start

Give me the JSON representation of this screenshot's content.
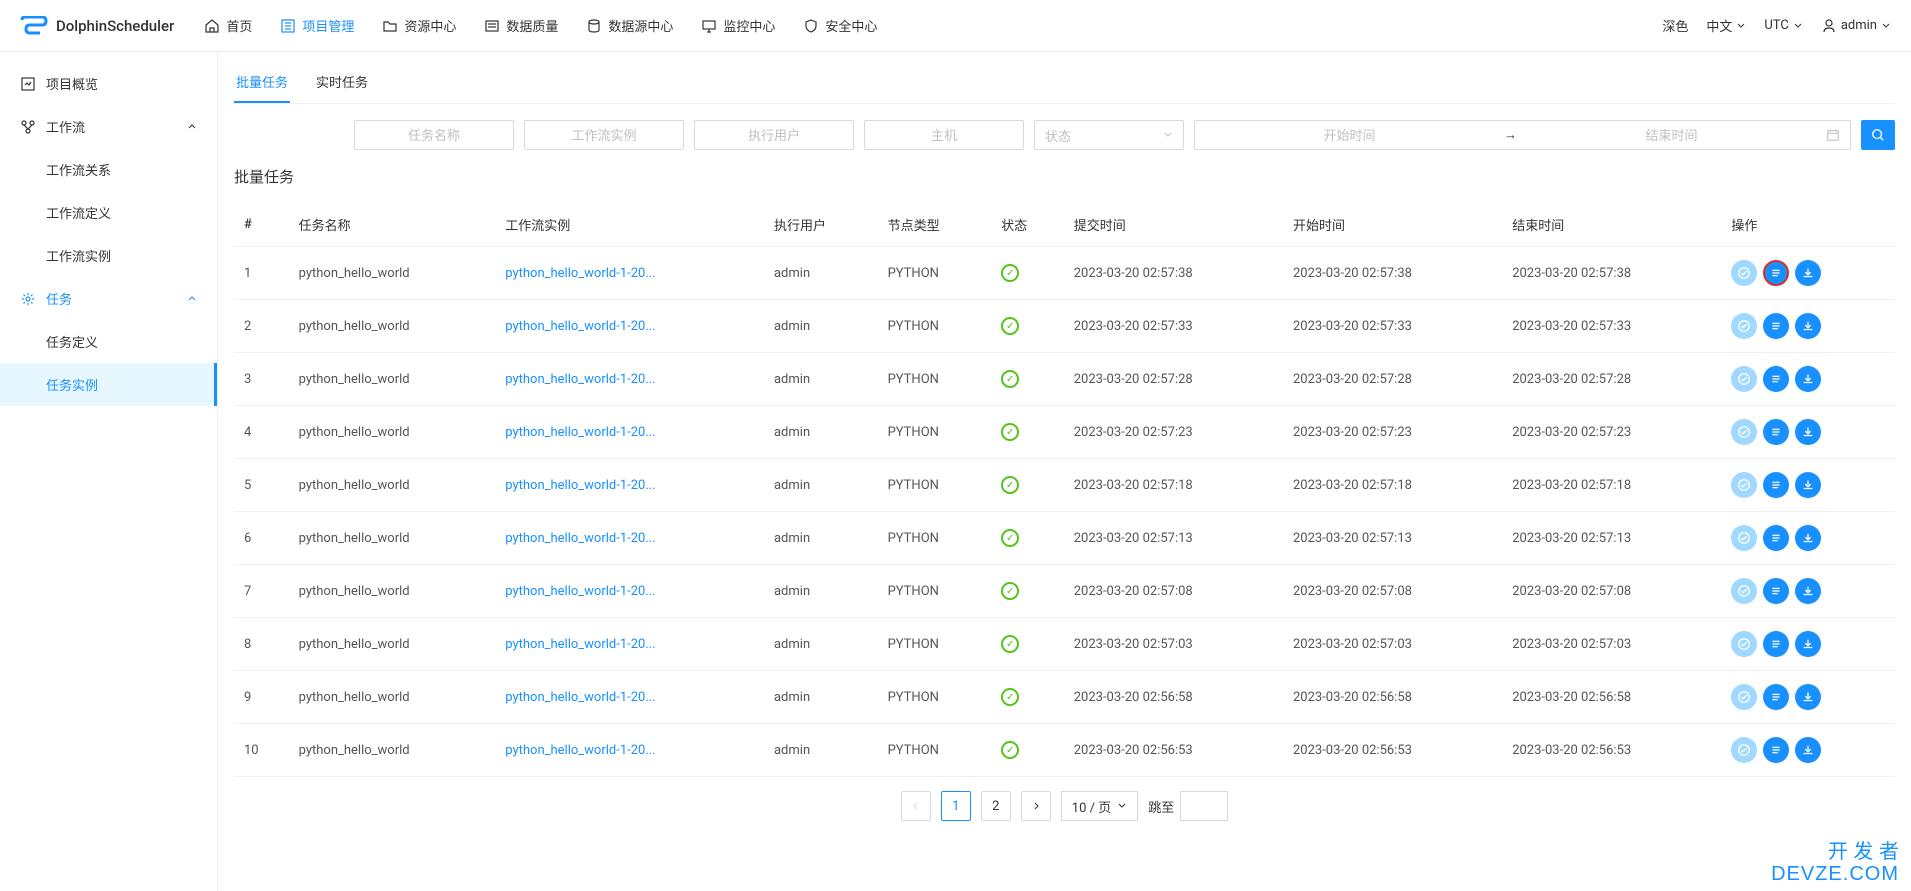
{
  "brand": "DolphinScheduler",
  "nav": {
    "home": "首页",
    "projects": "项目管理",
    "resources": "资源中心",
    "data_quality": "数据质量",
    "datasource": "数据源中心",
    "monitor": "监控中心",
    "security": "安全中心"
  },
  "header_right": {
    "theme": "深色",
    "lang": "中文",
    "tz": "UTC",
    "user": "admin"
  },
  "sidebar": {
    "overview": "项目概览",
    "workflow": "工作流",
    "workflow_relation": "工作流关系",
    "workflow_definition": "工作流定义",
    "workflow_instance": "工作流实例",
    "task": "任务",
    "task_definition": "任务定义",
    "task_instance": "任务实例"
  },
  "tabs": {
    "batch": "批量任务",
    "realtime": "实时任务"
  },
  "filters": {
    "task_name_ph": "任务名称",
    "workflow_instance_ph": "工作流实例",
    "executor_ph": "执行用户",
    "host_ph": "主机",
    "state_ph": "状态",
    "start_ph": "开始时间",
    "end_ph": "结束时间"
  },
  "section_title": "批量任务",
  "columns": {
    "index": "#",
    "task_name": "任务名称",
    "workflow_instance": "工作流实例",
    "executor": "执行用户",
    "node_type": "节点类型",
    "state": "状态",
    "submit_time": "提交时间",
    "start_time": "开始时间",
    "end_time": "结束时间",
    "operation": "操作"
  },
  "rows": [
    {
      "idx": "1",
      "task": "python_hello_world",
      "wf": "python_hello_world-1-20...",
      "user": "admin",
      "type": "PYTHON",
      "submit": "2023-03-20 02:57:38",
      "start": "2023-03-20 02:57:38",
      "end": "2023-03-20 02:57:38"
    },
    {
      "idx": "2",
      "task": "python_hello_world",
      "wf": "python_hello_world-1-20...",
      "user": "admin",
      "type": "PYTHON",
      "submit": "2023-03-20 02:57:33",
      "start": "2023-03-20 02:57:33",
      "end": "2023-03-20 02:57:33"
    },
    {
      "idx": "3",
      "task": "python_hello_world",
      "wf": "python_hello_world-1-20...",
      "user": "admin",
      "type": "PYTHON",
      "submit": "2023-03-20 02:57:28",
      "start": "2023-03-20 02:57:28",
      "end": "2023-03-20 02:57:28"
    },
    {
      "idx": "4",
      "task": "python_hello_world",
      "wf": "python_hello_world-1-20...",
      "user": "admin",
      "type": "PYTHON",
      "submit": "2023-03-20 02:57:23",
      "start": "2023-03-20 02:57:23",
      "end": "2023-03-20 02:57:23"
    },
    {
      "idx": "5",
      "task": "python_hello_world",
      "wf": "python_hello_world-1-20...",
      "user": "admin",
      "type": "PYTHON",
      "submit": "2023-03-20 02:57:18",
      "start": "2023-03-20 02:57:18",
      "end": "2023-03-20 02:57:18"
    },
    {
      "idx": "6",
      "task": "python_hello_world",
      "wf": "python_hello_world-1-20...",
      "user": "admin",
      "type": "PYTHON",
      "submit": "2023-03-20 02:57:13",
      "start": "2023-03-20 02:57:13",
      "end": "2023-03-20 02:57:13"
    },
    {
      "idx": "7",
      "task": "python_hello_world",
      "wf": "python_hello_world-1-20...",
      "user": "admin",
      "type": "PYTHON",
      "submit": "2023-03-20 02:57:08",
      "start": "2023-03-20 02:57:08",
      "end": "2023-03-20 02:57:08"
    },
    {
      "idx": "8",
      "task": "python_hello_world",
      "wf": "python_hello_world-1-20...",
      "user": "admin",
      "type": "PYTHON",
      "submit": "2023-03-20 02:57:03",
      "start": "2023-03-20 02:57:03",
      "end": "2023-03-20 02:57:03"
    },
    {
      "idx": "9",
      "task": "python_hello_world",
      "wf": "python_hello_world-1-20...",
      "user": "admin",
      "type": "PYTHON",
      "submit": "2023-03-20 02:56:58",
      "start": "2023-03-20 02:56:58",
      "end": "2023-03-20 02:56:58"
    },
    {
      "idx": "10",
      "task": "python_hello_world",
      "wf": "python_hello_world-1-20...",
      "user": "admin",
      "type": "PYTHON",
      "submit": "2023-03-20 02:56:53",
      "start": "2023-03-20 02:56:53",
      "end": "2023-03-20 02:56:53"
    }
  ],
  "pagination": {
    "page1": "1",
    "page2": "2",
    "page_size": "10 / 页",
    "jump_label": "跳至"
  },
  "watermark": {
    "line1": "开 发 者",
    "line2": "DEVZE.COM"
  }
}
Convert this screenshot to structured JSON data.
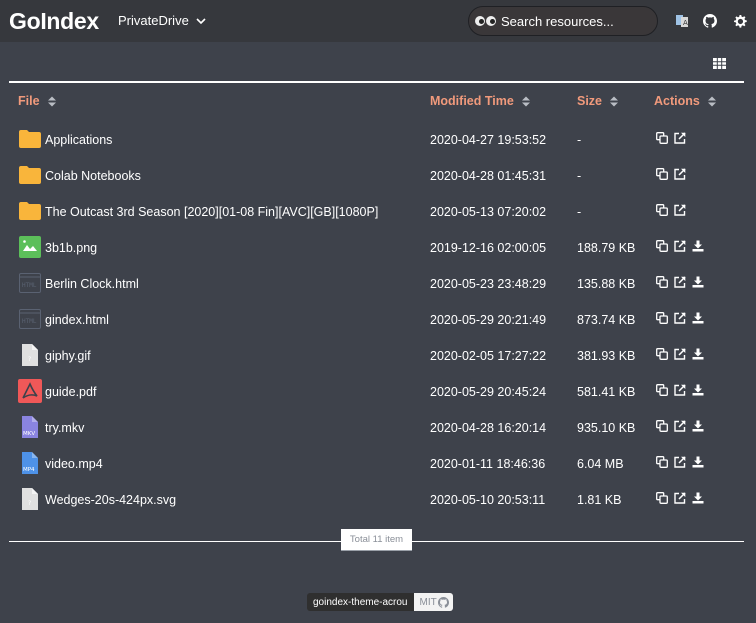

end

### Stated task
Reproduce each line holding the word "this".

### Task result
Give me the JSON representation of this screenshot's content.
Convert this screenshot to structured JSON data.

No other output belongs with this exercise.